_What needs to be done:_ Copy out all lines of the records in which the word "document" appears.

[Saved entries]
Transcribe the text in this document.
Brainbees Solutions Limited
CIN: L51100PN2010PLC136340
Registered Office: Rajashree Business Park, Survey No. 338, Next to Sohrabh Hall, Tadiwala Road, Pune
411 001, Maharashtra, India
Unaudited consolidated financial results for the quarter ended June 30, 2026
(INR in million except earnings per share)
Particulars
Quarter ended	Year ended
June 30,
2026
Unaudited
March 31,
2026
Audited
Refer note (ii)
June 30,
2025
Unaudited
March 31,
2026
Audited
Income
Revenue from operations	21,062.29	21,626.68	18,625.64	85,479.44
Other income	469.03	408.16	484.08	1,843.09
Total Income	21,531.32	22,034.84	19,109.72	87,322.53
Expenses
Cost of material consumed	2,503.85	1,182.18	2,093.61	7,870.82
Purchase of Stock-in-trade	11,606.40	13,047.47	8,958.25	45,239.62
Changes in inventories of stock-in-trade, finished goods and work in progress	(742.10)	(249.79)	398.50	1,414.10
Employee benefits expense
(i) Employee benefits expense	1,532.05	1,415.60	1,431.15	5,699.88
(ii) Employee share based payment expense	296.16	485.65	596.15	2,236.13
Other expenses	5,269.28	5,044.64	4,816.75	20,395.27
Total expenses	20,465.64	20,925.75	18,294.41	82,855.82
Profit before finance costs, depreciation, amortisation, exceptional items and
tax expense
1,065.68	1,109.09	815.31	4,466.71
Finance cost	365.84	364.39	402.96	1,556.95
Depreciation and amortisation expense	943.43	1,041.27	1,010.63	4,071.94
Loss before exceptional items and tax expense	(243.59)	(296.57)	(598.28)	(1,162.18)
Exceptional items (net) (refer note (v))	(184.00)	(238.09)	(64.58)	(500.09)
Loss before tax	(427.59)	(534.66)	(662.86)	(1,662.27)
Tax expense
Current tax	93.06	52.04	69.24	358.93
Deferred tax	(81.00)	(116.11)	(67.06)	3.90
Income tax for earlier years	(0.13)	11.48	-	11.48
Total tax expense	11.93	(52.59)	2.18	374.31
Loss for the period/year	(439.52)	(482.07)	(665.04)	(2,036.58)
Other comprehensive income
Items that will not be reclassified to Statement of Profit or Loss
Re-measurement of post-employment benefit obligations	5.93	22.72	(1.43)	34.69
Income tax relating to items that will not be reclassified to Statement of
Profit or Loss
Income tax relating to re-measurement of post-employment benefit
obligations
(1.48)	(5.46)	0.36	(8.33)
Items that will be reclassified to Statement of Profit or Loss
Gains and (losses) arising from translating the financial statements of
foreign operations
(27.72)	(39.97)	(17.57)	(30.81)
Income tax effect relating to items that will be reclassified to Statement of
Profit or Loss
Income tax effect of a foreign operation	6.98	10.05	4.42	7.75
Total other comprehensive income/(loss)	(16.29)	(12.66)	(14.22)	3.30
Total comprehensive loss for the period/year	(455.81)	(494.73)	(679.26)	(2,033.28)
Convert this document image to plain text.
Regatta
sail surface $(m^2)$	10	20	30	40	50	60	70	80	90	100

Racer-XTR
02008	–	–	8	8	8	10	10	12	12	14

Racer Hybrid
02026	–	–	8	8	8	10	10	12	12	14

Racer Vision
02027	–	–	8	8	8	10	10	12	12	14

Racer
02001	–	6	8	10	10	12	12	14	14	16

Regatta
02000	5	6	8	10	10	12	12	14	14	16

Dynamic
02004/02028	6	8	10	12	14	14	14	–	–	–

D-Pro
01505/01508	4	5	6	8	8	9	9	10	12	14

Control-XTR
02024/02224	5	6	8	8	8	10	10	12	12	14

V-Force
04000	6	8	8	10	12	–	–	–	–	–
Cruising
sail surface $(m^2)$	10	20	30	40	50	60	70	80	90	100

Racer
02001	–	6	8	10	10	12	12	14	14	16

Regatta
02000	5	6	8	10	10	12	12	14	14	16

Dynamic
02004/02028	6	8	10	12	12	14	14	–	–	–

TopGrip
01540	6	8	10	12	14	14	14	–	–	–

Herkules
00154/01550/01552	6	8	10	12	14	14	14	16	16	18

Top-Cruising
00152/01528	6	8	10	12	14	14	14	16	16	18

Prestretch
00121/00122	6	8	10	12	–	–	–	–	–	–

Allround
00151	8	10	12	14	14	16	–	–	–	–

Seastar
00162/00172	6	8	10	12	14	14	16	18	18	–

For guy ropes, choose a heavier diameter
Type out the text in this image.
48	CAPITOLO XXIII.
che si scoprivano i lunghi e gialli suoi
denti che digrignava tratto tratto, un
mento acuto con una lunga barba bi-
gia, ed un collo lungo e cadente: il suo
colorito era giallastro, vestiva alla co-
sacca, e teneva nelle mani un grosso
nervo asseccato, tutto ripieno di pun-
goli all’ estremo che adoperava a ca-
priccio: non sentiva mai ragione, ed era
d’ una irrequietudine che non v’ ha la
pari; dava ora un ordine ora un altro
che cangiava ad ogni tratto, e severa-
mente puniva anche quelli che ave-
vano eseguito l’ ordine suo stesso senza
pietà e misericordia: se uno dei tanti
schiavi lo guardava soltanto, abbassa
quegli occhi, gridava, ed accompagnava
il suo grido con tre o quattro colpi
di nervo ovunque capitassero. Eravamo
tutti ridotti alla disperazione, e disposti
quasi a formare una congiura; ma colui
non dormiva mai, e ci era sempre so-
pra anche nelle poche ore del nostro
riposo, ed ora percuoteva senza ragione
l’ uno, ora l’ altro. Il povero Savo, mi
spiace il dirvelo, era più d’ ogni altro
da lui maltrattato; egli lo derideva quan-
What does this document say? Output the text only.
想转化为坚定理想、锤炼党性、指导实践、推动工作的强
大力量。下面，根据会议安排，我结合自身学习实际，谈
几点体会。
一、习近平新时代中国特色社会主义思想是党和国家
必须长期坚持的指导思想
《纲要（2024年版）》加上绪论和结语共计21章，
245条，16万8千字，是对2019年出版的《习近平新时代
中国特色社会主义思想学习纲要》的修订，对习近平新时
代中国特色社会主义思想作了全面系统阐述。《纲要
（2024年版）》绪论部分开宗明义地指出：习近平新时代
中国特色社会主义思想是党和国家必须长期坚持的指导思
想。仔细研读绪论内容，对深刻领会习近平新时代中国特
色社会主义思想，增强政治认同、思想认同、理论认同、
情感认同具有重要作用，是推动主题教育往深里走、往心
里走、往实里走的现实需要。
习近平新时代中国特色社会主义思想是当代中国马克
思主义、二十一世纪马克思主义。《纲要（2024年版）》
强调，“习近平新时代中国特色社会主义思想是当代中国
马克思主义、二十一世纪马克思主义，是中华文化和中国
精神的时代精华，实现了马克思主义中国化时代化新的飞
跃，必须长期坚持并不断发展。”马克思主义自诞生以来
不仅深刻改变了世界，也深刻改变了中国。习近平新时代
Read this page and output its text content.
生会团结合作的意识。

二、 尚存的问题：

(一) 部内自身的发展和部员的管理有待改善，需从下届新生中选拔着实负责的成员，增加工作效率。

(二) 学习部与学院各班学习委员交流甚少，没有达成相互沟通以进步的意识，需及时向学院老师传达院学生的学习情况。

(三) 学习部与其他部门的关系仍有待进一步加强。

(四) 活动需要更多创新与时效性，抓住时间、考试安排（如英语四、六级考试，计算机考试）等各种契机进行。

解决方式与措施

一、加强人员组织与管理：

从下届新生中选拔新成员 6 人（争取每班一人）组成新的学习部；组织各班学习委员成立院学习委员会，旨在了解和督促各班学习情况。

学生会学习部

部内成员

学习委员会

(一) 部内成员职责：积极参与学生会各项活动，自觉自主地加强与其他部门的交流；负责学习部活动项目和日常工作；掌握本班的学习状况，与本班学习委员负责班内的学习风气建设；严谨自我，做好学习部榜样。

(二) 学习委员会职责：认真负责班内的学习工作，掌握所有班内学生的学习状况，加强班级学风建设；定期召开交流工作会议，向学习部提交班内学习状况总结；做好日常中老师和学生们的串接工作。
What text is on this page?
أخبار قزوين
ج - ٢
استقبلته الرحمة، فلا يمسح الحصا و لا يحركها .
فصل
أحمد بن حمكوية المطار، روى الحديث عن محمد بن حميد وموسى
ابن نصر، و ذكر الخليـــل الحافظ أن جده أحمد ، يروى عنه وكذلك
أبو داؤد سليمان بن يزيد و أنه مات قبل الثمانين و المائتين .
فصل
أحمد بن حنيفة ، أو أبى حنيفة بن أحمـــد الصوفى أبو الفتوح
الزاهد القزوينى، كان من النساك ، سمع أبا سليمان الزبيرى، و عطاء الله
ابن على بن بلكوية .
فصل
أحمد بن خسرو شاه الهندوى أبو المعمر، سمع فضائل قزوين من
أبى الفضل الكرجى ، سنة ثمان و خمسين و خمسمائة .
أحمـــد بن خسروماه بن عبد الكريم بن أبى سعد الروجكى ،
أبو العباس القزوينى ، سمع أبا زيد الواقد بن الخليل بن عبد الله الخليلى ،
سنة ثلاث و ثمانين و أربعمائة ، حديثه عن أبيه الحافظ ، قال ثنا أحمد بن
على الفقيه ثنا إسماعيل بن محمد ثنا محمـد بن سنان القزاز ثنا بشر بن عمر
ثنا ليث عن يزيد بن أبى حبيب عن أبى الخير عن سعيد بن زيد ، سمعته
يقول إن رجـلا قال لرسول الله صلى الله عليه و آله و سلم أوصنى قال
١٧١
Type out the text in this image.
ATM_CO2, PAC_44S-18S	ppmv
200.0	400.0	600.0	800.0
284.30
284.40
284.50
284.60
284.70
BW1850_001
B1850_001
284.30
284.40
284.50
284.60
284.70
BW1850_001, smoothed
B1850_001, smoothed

_Finished task:_
Transcribe the text in this document.
Convert this document image to plain text.
What does this document say? Output the text only.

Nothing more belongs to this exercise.